Task details ▸ Return each line containing the string "name".
┌──
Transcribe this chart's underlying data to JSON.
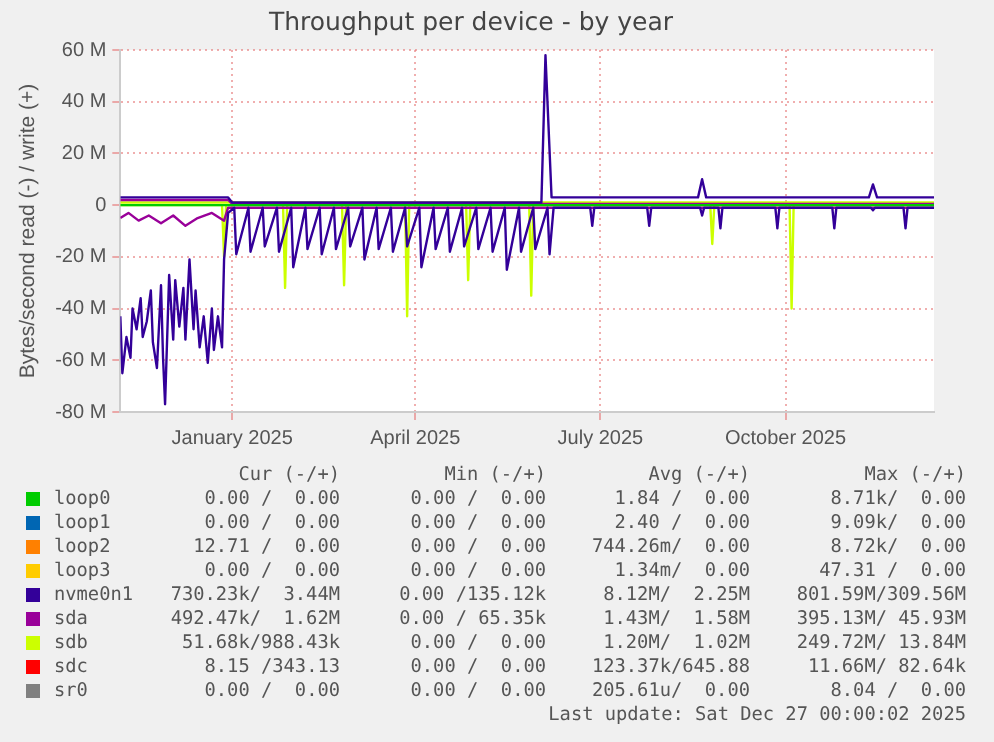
{
  "chart_data": {
    "type": "line",
    "title": "Throughput per device - by year",
    "ylabel": "Bytes/second read (-) / write (+)",
    "xlim": [
      "2024-11-22",
      "2025-12-27"
    ],
    "xticks": [
      {
        "value": "2025-01-16",
        "label": "January 2025"
      },
      {
        "value": "2025-04-16",
        "label": "April 2025"
      },
      {
        "value": "2025-07-16",
        "label": "July 2025"
      },
      {
        "value": "2025-10-15",
        "label": "October 2025"
      }
    ],
    "ylim": [
      -80,
      60
    ],
    "yticks": [
      {
        "value": -80,
        "label": "-80 M"
      },
      {
        "value": -60,
        "label": "-60 M"
      },
      {
        "value": -40,
        "label": "-40 M"
      },
      {
        "value": -20,
        "label": "-20 M"
      },
      0,
      {
        "value": 20,
        "label": "20 M"
      },
      {
        "value": 40,
        "label": "40 M"
      },
      {
        "value": 60,
        "label": "60 M"
      }
    ],
    "grid": true,
    "legend": "bottom",
    "marker": "none",
    "series": [
      {
        "name": "loop0",
        "color": "#00cc00",
        "x": [
          "2024-11-22",
          "2025-12-27"
        ],
        "values": [
          0,
          0
        ]
      },
      {
        "name": "loop1",
        "color": "#0066b3"
      },
      {
        "name": "loop2",
        "color": "#ff8000"
      },
      {
        "name": "loop3",
        "color": "#ffcc00"
      },
      {
        "name": "nvme0n1",
        "color": "#330099",
        "x": [
          "2024-11-22",
          "2024-11-23",
          "2024-11-25",
          "2024-11-27",
          "2024-11-28",
          "2024-11-30",
          "2024-12-02",
          "2024-12-03",
          "2024-12-05",
          "2024-12-07",
          "2024-12-08",
          "2024-12-10",
          "2024-12-12",
          "2024-12-13",
          "2024-12-14",
          "2024-12-16",
          "2024-12-18",
          "2024-12-19",
          "2024-12-21",
          "2024-12-23",
          "2024-12-24",
          "2024-12-26",
          "2024-12-28",
          "2024-12-29",
          "2024-12-31",
          "2025-01-02",
          "2025-01-04",
          "2025-01-06",
          "2025-01-07",
          "2025-01-09",
          "2025-01-11",
          "2025-01-12",
          "2025-01-14",
          "2025-01-17",
          "2025-01-18",
          "2025-01-24",
          "2025-01-25",
          "2025-01-31",
          "2025-02-01",
          "2025-02-07",
          "2025-02-08",
          "2025-02-14",
          "2025-02-15",
          "2025-02-21",
          "2025-02-22",
          "2025-02-28",
          "2025-03-01",
          "2025-03-07",
          "2025-03-08",
          "2025-03-14",
          "2025-03-15",
          "2025-03-21",
          "2025-03-22",
          "2025-03-28",
          "2025-03-29",
          "2025-04-04",
          "2025-04-05",
          "2025-04-11",
          "2025-04-12",
          "2025-04-18",
          "2025-04-19",
          "2025-04-25",
          "2025-04-26",
          "2025-05-02",
          "2025-05-03",
          "2025-05-09",
          "2025-05-10",
          "2025-05-16",
          "2025-05-17",
          "2025-05-23",
          "2025-05-24",
          "2025-05-30",
          "2025-05-31",
          "2025-06-06",
          "2025-06-07",
          "2025-06-13",
          "2025-06-14",
          "2025-06-20",
          "2025-06-21",
          "2025-06-23",
          "2025-07-11",
          "2025-07-12",
          "2025-07-13",
          "2025-08-08",
          "2025-08-09",
          "2025-08-10",
          "2025-09-03",
          "2025-09-04",
          "2025-09-05",
          "2025-09-12",
          "2025-09-13",
          "2025-09-14",
          "2025-10-10",
          "2025-10-11",
          "2025-10-12",
          "2025-11-07",
          "2025-11-08",
          "2025-11-09",
          "2025-11-26",
          "2025-11-27",
          "2025-11-28",
          "2025-12-12",
          "2025-12-13",
          "2025-12-14",
          "2025-12-27"
        ],
        "values": [
          -43,
          -65,
          -51,
          -59,
          -40,
          -48,
          -36,
          -51,
          -45,
          -33,
          -53,
          -63,
          -31,
          -59,
          -77,
          -27,
          -52,
          -29,
          -47,
          -32,
          -52,
          -21,
          -48,
          -33,
          -55,
          -43,
          -61,
          -40,
          -56,
          -43,
          -55,
          -21,
          -3,
          -1,
          -19,
          -1,
          -18,
          -1,
          -16,
          -1,
          -18,
          -1,
          -24,
          -1,
          -17,
          -1,
          -19,
          -1,
          -17,
          -1,
          -16,
          -1,
          -21,
          -1,
          -17,
          -1,
          -18,
          -1,
          -16,
          -1,
          -24,
          -1,
          -17,
          -1,
          -18,
          -1,
          -16,
          -1,
          -17,
          -1,
          -18,
          -1,
          -25,
          -1,
          -18,
          -1,
          -17,
          -1,
          -19,
          -1,
          -1,
          -8,
          -1,
          -1,
          -8,
          -1,
          -1,
          -4,
          -1,
          -1,
          -9,
          -1,
          -1,
          -9,
          -1,
          -1,
          -9,
          -1,
          -1,
          -2,
          -1,
          -1,
          -9,
          -1,
          -1
        ]
      },
      {
        "name": "sda",
        "color": "#990099",
        "x": [
          "2024-11-22",
          "2024-11-26",
          "2024-12-01",
          "2024-12-06",
          "2024-12-12",
          "2024-12-18",
          "2024-12-24",
          "2024-12-30",
          "2025-01-06",
          "2025-01-12",
          "2025-01-14",
          "2025-12-27"
        ],
        "values": [
          -5,
          -3,
          -6,
          -4,
          -7,
          -4,
          -8,
          -5,
          -3,
          -6,
          -1,
          -1
        ]
      },
      {
        "name": "sdb",
        "color": "#ccff00",
        "x": [
          "2024-11-22",
          "2025-01-11",
          "2025-01-12",
          "2025-01-13",
          "2025-02-10",
          "2025-02-11",
          "2025-02-12",
          "2025-03-11",
          "2025-03-12",
          "2025-03-13",
          "2025-04-11",
          "2025-04-12",
          "2025-04-13",
          "2025-05-11",
          "2025-05-12",
          "2025-05-13",
          "2025-06-11",
          "2025-06-12",
          "2025-06-13",
          "2025-09-08",
          "2025-09-09",
          "2025-09-10",
          "2025-10-17",
          "2025-10-18",
          "2025-10-19",
          "2025-12-27"
        ],
        "values": [
          0,
          0,
          -20,
          0,
          0,
          -32,
          0,
          0,
          -31,
          0,
          0,
          -43,
          0,
          0,
          -29,
          0,
          0,
          -35,
          0,
          0,
          -15,
          0,
          0,
          -40,
          0,
          0
        ]
      },
      {
        "name": "sdc",
        "color": "#ff0000"
      },
      {
        "name": "sr0",
        "color": "#808080"
      },
      {
        "color": "#330099",
        "x": [
          "2024-11-22",
          "2025-01-14",
          "2025-01-16",
          "2025-06-17",
          "2025-06-19",
          "2025-06-22",
          "2025-09-02",
          "2025-09-04",
          "2025-09-06",
          "2025-11-25",
          "2025-11-27",
          "2025-11-29",
          "2025-12-27"
        ],
        "values": [
          3,
          3,
          1,
          1,
          58,
          3,
          3,
          10,
          3,
          3,
          8,
          3,
          3
        ]
      },
      {
        "color": "#990099",
        "x": [
          "2024-11-22",
          "2025-01-14",
          "2025-01-16",
          "2025-12-27"
        ],
        "values": [
          2,
          2,
          0.5,
          0.5
        ]
      },
      {
        "color": "#ccff00",
        "x": [
          "2024-11-22",
          "2025-12-27"
        ],
        "values": [
          1,
          1
        ]
      }
    ],
    "annotations": [
      "Cur (-/+)    Min (-/+)    Avg (-/+)    Max (-/+)",
      "0.00 /  0.00    0.00 /  0.00    1.84 /  0.00    8.71k/  0.00",
      "0.00 /  0.00    0.00 /  0.00    2.40 /  0.00    9.09k/  0.00",
      "12.71 /  0.00    0.00 /  0.00    744.26m/  0.00    8.72k/  0.00",
      "0.00 /  0.00    0.00 /  0.00    1.34m/  0.00    47.31 /  0.00",
      "730.23k/  3.44M    0.00 /135.12k    8.12M/  2.25M    801.59M/309.56M",
      "492.47k/  1.62M    0.00 / 65.35k    1.43M/  1.58M    395.13M/ 45.93M",
      "51.68k/988.43k    0.00 /  0.00    1.20M/  1.02M    249.72M/ 13.84M",
      "8.15 /343.13    0.00 /  0.00    123.37k/645.88    11.66M/ 82.64k",
      "0.00 /  0.00    0.00 /  0.00    205.61u/  0.00    8.04 /  0.00",
      "Last update: Sat Dec 27 00:00:02 2025"
    ]
  }
}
└──
Response to this task ▸
        "name": "loop0",
        "name": "loop1",
        "name": "loop2",
        "name": "loop3",
        "name": "nvme0n1",
        "name": "sda",
        "name": "sdb",
        "name": "sdc",
        "name": "sr0",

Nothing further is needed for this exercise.